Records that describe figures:

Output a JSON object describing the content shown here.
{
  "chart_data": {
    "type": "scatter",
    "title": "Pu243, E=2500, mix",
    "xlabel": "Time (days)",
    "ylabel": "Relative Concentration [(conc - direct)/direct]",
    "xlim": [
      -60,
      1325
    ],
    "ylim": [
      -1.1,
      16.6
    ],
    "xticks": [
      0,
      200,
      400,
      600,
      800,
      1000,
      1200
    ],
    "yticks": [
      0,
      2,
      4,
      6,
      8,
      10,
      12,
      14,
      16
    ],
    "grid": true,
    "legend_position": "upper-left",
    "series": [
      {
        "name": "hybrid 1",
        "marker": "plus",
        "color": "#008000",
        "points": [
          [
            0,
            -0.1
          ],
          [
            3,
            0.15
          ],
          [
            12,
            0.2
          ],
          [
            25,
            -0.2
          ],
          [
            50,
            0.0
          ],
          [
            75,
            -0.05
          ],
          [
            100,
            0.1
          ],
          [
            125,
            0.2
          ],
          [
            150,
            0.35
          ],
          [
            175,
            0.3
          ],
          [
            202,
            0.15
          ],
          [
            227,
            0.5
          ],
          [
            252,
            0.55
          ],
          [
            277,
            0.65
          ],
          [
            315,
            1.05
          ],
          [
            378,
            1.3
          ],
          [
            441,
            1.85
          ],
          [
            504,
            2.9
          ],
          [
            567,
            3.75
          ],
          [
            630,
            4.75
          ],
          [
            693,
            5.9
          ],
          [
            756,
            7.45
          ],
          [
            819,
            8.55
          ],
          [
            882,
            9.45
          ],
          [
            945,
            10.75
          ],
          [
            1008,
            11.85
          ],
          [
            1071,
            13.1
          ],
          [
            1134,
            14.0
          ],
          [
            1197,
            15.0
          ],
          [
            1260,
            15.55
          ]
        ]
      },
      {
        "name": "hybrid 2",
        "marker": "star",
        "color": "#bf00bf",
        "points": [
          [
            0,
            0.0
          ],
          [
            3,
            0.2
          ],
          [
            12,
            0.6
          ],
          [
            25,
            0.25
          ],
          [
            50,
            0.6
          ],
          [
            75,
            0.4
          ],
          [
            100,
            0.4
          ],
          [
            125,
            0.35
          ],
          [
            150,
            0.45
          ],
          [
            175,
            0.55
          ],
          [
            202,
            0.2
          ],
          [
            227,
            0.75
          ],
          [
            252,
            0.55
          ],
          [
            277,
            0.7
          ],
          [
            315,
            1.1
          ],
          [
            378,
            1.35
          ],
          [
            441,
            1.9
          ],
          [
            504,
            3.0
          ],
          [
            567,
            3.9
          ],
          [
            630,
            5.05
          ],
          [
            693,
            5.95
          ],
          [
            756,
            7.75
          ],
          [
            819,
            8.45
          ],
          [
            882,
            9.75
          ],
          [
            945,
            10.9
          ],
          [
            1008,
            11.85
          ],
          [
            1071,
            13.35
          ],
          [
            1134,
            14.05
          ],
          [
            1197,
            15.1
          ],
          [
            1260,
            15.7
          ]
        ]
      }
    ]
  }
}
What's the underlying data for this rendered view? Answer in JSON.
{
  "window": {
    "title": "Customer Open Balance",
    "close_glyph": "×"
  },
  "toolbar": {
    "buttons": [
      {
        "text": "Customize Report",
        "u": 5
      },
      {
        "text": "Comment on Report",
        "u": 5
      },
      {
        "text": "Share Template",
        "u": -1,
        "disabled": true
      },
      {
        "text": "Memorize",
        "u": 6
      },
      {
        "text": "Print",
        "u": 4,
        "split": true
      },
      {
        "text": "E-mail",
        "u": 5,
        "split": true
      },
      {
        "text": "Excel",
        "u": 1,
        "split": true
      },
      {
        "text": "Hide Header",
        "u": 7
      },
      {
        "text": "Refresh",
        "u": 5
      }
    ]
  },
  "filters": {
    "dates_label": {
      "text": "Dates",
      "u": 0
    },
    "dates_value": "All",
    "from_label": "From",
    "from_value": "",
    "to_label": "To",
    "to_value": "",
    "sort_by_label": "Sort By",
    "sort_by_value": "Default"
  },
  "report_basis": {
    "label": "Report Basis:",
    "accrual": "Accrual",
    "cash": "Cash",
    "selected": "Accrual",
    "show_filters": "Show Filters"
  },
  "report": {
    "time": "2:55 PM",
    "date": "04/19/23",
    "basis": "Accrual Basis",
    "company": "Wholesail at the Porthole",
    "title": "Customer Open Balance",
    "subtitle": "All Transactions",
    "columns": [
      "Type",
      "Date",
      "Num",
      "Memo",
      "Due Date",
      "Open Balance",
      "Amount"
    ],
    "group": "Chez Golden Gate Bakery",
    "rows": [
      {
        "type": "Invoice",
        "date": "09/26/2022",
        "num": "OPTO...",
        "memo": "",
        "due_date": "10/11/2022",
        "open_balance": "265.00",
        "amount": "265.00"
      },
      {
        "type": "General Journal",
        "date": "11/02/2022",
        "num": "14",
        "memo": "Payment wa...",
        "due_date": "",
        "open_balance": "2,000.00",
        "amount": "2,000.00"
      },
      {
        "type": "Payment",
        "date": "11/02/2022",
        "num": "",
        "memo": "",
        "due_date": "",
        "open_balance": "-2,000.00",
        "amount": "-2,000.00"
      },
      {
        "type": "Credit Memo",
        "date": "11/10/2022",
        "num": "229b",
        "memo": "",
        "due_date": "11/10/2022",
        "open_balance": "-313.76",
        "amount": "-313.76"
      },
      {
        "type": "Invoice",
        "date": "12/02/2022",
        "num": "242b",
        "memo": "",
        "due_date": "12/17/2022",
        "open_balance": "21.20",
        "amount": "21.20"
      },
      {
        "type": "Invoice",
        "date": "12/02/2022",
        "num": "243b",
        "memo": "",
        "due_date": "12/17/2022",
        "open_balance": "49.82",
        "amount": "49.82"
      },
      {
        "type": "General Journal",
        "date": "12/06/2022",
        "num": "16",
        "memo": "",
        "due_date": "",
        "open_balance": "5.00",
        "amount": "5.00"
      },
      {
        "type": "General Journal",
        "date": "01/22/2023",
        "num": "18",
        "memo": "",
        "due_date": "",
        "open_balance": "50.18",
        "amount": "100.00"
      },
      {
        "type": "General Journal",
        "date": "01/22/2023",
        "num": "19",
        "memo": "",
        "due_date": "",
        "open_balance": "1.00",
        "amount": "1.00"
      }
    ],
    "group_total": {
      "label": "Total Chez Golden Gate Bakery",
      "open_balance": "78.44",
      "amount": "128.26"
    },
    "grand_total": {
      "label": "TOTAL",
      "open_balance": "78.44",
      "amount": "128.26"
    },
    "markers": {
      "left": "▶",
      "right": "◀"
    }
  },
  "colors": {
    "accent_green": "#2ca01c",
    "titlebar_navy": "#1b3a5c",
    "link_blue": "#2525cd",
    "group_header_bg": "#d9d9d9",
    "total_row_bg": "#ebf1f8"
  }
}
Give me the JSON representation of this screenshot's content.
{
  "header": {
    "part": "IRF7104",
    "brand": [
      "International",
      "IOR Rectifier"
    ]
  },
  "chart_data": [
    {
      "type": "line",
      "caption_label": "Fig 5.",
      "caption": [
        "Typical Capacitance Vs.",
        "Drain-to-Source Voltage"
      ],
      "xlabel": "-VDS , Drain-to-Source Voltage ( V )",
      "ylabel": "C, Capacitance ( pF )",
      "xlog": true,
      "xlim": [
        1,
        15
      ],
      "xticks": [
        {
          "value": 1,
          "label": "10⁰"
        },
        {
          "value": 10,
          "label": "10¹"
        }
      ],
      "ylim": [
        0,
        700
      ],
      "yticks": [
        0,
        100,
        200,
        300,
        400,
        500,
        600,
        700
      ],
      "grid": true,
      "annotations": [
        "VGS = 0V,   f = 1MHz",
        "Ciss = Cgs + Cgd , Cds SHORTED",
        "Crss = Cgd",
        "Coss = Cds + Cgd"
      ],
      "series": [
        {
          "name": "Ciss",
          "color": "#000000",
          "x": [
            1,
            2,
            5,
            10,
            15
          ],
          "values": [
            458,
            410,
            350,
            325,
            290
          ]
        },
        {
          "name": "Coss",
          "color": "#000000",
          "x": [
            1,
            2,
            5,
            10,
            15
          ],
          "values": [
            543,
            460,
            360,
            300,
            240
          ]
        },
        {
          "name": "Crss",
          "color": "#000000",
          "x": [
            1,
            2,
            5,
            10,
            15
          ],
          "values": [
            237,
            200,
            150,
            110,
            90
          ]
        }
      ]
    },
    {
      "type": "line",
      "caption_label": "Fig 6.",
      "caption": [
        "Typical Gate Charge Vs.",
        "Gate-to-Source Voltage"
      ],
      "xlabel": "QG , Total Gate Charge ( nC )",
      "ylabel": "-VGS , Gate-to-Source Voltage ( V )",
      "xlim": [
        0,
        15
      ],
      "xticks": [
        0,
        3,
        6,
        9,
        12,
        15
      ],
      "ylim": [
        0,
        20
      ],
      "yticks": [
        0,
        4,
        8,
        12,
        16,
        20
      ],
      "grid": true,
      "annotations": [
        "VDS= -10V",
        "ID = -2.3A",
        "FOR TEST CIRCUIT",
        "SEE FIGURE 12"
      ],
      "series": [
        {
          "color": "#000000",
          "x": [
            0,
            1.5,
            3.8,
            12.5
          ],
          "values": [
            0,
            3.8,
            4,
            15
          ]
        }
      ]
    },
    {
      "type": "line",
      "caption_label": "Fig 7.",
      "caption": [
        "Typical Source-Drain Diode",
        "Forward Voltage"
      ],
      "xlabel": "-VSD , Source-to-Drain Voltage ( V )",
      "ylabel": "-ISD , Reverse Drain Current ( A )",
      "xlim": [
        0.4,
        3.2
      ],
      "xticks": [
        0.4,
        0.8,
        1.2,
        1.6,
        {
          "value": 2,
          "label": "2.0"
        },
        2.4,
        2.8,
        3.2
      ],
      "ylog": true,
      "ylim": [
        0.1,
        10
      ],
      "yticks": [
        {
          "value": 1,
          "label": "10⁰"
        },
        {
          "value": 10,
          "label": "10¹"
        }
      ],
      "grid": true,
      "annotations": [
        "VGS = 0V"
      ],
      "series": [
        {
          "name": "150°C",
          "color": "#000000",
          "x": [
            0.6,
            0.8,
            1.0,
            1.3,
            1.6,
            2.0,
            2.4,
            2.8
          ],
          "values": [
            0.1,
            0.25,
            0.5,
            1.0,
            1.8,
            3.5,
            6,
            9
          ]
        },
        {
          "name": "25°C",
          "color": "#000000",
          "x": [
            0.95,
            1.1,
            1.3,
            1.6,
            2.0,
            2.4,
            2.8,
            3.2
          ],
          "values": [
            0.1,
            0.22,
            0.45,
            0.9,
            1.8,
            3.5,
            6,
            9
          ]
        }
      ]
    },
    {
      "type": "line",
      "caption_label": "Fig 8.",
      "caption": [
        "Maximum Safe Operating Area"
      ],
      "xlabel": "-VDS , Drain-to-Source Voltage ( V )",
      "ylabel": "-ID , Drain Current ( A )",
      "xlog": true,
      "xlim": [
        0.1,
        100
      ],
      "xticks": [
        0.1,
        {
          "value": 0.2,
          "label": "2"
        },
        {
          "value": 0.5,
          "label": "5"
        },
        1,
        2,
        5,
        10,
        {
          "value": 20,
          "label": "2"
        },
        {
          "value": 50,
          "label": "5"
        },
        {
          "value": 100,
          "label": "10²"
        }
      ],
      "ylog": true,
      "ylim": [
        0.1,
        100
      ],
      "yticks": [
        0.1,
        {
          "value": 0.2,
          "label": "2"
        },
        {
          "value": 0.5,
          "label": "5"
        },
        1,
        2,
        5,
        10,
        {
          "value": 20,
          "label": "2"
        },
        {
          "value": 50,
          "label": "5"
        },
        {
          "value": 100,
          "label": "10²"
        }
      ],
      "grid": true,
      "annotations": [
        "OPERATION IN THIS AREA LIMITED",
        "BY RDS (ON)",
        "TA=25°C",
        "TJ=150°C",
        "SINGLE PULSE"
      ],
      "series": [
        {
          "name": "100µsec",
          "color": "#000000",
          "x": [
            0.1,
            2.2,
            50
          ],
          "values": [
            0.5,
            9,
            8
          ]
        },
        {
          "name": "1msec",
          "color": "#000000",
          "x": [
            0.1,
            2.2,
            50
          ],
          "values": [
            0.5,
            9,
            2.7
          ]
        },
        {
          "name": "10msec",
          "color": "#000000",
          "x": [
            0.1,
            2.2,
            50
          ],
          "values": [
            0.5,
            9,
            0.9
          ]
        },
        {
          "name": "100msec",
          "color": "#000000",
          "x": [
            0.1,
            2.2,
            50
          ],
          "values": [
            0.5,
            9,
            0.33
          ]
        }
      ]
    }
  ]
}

## Brief
Which lines contain the word "Source"? Copy each of them.

## Answer below
        "Drain-to-Source Voltage"
      "xlabel": "-VDS , Drain-to-Source Voltage ( V )",
        "Gate-to-Source Voltage"
      "ylabel": "-VGS , Gate-to-Source Voltage ( V )",
        "Typical Source-Drain Diode",
      "xlabel": "-VSD , Source-to-Drain Voltage ( V )",
      "xlabel": "-VDS , Drain-to-Source Voltage ( V )",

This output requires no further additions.